_TASK DESCRIPTION:_
Show all lines of the listing that hold the word "with".
--- START ---
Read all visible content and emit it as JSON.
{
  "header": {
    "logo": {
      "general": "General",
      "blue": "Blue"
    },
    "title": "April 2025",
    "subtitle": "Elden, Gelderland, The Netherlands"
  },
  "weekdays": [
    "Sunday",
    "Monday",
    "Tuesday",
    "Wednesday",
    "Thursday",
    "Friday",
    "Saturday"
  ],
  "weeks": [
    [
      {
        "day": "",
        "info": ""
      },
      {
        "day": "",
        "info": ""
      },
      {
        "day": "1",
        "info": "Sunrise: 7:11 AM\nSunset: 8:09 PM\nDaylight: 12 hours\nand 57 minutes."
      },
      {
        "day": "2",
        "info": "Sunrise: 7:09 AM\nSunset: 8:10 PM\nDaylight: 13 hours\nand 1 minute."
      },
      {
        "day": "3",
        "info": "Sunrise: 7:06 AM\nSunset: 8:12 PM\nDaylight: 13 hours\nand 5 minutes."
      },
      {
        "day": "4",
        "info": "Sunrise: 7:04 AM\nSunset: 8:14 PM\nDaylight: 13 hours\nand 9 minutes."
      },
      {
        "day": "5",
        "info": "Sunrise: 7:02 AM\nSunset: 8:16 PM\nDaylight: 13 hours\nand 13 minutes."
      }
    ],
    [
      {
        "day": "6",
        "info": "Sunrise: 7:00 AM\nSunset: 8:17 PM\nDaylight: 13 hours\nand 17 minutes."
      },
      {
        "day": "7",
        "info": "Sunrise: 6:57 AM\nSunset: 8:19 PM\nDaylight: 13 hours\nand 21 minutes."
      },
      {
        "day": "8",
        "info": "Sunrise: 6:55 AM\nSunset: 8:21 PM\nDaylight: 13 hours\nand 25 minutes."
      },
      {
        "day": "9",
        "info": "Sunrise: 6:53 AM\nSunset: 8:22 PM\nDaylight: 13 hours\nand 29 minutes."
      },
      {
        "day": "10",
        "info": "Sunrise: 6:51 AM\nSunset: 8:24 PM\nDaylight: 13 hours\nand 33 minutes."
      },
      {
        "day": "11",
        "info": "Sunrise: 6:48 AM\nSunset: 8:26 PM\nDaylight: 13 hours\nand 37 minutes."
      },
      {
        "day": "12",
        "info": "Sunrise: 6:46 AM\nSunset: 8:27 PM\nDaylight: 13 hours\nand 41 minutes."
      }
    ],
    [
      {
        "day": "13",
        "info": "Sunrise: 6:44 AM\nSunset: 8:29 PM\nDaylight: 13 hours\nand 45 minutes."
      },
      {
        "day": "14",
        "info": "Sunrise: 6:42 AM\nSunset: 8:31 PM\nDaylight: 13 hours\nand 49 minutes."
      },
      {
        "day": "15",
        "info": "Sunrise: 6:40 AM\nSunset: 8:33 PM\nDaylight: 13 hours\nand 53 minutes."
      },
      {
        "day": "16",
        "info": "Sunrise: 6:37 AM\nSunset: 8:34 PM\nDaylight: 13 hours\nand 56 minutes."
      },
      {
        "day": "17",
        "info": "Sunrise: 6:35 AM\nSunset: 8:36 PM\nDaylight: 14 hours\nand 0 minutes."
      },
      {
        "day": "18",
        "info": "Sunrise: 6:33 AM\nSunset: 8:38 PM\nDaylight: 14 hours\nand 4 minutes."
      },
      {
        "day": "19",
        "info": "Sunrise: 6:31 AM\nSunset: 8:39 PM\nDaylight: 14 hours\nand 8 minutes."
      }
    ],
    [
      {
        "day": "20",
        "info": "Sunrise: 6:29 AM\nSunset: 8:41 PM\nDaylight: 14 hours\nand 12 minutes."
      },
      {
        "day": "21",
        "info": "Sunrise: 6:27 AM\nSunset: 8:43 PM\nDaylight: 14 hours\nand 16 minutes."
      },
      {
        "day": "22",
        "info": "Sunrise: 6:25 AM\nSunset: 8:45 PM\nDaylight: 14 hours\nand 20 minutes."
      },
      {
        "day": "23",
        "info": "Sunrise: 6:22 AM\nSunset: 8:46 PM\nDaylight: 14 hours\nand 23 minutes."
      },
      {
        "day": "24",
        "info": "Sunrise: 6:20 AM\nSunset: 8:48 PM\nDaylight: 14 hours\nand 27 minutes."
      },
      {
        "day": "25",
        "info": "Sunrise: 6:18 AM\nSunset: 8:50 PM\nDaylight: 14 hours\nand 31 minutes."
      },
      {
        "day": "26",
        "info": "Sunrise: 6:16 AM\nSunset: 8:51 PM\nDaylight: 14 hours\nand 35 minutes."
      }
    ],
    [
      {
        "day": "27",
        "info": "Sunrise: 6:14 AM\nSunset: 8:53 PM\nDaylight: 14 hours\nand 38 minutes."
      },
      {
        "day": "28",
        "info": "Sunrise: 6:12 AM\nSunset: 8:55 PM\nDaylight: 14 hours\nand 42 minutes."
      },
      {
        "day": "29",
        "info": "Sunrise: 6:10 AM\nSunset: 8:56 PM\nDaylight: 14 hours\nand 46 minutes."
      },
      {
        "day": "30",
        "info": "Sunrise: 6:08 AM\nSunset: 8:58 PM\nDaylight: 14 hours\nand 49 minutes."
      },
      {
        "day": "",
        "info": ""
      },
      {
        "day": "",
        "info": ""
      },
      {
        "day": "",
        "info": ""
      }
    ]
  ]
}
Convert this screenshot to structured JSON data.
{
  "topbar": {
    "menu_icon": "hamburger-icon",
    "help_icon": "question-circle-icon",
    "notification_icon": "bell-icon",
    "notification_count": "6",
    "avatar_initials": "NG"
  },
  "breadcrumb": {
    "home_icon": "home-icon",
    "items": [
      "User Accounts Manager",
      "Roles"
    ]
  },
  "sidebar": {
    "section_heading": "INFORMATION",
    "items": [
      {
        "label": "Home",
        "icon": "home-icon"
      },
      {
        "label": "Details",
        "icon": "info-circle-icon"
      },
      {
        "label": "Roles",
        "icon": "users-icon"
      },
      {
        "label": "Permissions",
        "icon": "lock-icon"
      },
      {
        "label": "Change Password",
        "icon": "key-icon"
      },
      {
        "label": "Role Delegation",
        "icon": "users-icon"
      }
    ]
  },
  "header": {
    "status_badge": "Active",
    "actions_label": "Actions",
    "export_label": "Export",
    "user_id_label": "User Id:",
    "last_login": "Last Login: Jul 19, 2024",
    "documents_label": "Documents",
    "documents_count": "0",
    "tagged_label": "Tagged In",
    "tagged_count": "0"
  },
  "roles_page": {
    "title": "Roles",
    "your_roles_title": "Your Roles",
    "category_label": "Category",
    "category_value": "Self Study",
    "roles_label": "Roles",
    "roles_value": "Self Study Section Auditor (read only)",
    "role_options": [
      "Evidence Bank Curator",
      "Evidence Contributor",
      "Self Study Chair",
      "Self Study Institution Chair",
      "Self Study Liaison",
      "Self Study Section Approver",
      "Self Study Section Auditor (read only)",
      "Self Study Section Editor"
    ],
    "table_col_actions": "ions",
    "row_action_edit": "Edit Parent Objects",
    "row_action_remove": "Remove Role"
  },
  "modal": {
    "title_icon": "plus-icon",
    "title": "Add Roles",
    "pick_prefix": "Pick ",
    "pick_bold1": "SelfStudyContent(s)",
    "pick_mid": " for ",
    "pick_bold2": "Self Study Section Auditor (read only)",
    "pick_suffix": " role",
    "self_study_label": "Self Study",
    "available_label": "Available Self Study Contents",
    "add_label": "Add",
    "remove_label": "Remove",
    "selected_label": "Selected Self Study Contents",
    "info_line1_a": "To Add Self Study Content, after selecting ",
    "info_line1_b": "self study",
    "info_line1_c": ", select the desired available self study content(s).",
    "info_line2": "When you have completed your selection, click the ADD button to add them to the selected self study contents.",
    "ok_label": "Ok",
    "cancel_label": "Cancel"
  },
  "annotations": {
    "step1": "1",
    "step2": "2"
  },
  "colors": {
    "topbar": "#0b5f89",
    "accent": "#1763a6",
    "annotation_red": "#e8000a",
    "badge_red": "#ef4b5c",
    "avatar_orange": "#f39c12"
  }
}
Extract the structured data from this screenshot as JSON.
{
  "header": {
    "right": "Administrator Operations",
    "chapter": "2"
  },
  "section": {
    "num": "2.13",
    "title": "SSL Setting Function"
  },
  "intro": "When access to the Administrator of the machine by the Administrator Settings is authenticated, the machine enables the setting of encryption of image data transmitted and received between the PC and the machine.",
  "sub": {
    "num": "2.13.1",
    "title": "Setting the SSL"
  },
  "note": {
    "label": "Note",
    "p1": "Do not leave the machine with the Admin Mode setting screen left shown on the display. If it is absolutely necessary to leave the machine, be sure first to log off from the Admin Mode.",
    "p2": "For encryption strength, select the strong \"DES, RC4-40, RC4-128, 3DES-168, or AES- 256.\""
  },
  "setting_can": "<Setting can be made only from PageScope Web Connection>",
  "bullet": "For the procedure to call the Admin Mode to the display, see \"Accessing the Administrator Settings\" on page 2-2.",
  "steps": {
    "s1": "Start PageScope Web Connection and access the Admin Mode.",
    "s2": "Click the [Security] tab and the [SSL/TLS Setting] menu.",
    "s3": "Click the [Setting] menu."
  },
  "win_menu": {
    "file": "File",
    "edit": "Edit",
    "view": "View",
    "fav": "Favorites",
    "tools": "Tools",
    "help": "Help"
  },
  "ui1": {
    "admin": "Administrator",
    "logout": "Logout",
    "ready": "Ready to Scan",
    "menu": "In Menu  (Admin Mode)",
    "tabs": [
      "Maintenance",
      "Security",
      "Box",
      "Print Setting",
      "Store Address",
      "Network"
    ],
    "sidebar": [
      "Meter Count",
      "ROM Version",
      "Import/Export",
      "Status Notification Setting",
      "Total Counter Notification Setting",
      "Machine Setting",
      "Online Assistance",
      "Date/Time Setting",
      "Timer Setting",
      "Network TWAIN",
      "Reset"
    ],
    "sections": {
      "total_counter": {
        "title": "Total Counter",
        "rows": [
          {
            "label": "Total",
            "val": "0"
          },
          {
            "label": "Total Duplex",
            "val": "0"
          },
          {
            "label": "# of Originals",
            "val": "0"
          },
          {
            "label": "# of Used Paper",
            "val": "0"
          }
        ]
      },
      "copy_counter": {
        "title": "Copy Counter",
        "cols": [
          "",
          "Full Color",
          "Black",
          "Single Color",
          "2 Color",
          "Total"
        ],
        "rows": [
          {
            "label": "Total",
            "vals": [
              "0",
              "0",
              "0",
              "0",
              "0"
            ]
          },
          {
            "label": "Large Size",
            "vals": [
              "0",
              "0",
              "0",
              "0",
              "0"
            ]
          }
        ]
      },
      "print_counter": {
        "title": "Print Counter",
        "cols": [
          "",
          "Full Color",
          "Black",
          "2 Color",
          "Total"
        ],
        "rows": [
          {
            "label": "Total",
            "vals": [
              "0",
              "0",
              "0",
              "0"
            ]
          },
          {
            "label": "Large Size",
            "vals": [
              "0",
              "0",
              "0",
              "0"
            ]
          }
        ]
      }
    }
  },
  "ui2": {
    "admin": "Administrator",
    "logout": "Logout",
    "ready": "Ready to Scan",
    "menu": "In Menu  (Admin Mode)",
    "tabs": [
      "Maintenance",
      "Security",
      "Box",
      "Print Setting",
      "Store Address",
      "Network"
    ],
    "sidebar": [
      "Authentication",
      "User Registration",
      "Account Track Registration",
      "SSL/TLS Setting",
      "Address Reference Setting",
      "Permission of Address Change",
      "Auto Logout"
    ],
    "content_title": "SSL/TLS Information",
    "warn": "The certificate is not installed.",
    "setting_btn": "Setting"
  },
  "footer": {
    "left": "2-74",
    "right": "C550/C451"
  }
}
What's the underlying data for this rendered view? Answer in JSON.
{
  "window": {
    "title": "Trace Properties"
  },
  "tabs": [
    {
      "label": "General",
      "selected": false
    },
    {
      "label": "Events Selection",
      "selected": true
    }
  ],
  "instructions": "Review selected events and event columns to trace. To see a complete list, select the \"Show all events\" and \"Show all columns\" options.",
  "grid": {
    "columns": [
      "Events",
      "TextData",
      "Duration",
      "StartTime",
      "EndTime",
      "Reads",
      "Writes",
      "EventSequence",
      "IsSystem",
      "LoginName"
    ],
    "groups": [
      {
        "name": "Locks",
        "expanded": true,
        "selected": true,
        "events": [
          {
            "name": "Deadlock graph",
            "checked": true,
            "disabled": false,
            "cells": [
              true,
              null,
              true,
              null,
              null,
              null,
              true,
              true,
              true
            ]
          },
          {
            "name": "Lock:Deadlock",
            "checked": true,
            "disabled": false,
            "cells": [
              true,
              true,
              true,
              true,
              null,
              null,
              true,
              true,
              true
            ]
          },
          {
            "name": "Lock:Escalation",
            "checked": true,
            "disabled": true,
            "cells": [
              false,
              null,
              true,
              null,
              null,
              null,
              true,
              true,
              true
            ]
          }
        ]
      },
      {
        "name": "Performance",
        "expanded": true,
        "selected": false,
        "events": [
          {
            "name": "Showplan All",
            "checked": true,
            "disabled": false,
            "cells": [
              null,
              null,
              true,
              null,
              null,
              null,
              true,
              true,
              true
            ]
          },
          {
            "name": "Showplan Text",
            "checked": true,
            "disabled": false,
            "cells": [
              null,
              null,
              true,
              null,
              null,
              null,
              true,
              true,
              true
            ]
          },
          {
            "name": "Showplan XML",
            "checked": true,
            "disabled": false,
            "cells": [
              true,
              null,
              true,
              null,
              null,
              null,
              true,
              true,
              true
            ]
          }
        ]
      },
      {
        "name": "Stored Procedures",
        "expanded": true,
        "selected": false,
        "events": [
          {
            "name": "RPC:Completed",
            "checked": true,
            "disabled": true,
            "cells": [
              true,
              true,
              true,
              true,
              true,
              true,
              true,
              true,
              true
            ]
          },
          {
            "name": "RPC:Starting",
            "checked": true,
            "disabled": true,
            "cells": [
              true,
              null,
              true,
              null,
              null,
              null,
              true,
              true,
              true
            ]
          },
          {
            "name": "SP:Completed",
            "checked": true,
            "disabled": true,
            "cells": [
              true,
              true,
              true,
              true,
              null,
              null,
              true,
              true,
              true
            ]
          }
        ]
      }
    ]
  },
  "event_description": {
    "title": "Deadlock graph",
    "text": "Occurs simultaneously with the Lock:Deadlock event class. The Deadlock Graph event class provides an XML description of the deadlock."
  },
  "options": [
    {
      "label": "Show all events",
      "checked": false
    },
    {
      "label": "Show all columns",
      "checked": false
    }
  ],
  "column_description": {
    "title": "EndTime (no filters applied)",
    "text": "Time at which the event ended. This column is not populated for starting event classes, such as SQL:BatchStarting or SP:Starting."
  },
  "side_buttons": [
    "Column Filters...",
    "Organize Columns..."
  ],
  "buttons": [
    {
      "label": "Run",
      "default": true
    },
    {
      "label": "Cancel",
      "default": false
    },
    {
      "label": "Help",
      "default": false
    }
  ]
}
--- END ---
_OUTPUT OF THE EXERCISE:_
    "p1": "Do not leave the machine with the Admin Mode setting screen left shown on the display. If it is absolutely necessary to leave the machine, be sure first to log off from the Admin Mode.",
    "text": "Occurs simultaneously with the Lock:Deadlock event class. The Deadlock Graph event class provides an XML description of the deadlock."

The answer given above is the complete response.